─── Texte à lire

Mis en confiance, ces demandes sont prises au sérieux par Jérémy qui s’improvise véritable syndicaliste sans mandat ni protection. L’agent de tri questionne ses collègues sur les NAO (négociations annuelles obligatoires) et fait remonter une liste de revendications. Il va plus loin encore : alors que la direction du DAR1 tente d’imposer de nouvelles conditions de travail de nuit, il interroge ses collègues pour trouver des solutions et les envoie directement à ses supérieurs par message privé. Elles restent lettre morte.
« On devait organiser des tables rondes avec la direction pour discuter des propositions, sauf que ça n’a jamais eu lieu. Finalement j’ai compris qu’ils aimaient bien nous dire qu’on pouvait faire des choses ensemble… et en fait décider seul. »
Constatant que rien n’avance, Jérémy finit par s’énerver et écrit publiquement sur Chime des mots, sans doute eux aussi jugés « belliqueux », qui lui seront reprochés dans sa lettre de licenciement : « Ils (sic) sont où les heures de nuit en plus ? Ils sont où les heures de sommeil en plus ? Elle est où la vie moins fatigante qu’on nous a si bien vendu ? »

──────

> **Consignes**
1. Recopiez, s'il vous plaît, le passage du texte qui commence par « Mis en confiance, ces » et se poursuit jusqu'à « restent lettre morte. ».
2. D'après le texte, sur quoi l'agent de tri questionne-t-il ses collègues ?
Les lignes qui suivent forment un document à part, sans rapport avec le texte.

─── Relevé de données

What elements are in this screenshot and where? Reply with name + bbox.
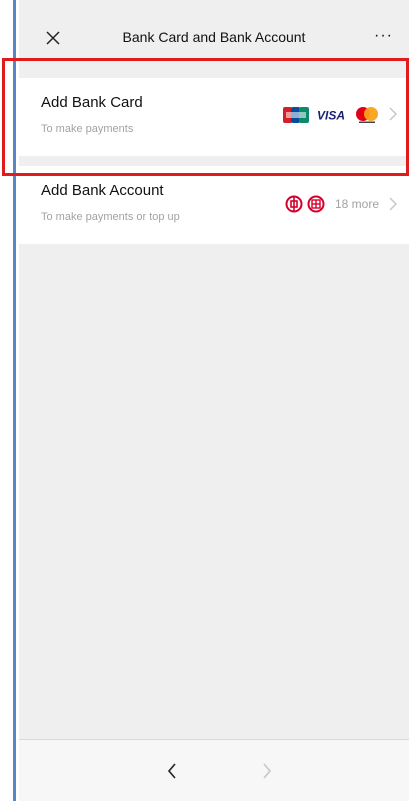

──────

> **Réponses attendues**
1.
Mis en confiance, ces demandes sont prises au sérieux par Jérémy qui s’improvise véritable syndicaliste sans mandat ni protection. L’agent de tri questionne ses collègues sur les NAO (négociations annuelles obligatoires) et fait remonter une liste de revendications. Il va plus loin encore : alors que la direction du DAR1 tente d’imposer de nouvelles conditions de travail de nuit, il interroge ses collègues pour trouver des solutions et les envoie directement à ses supérieurs par message privé. Elles restent lettre morte.

2. Sur les NAO, c'est-à-dire les négociations annuelles obligatoires.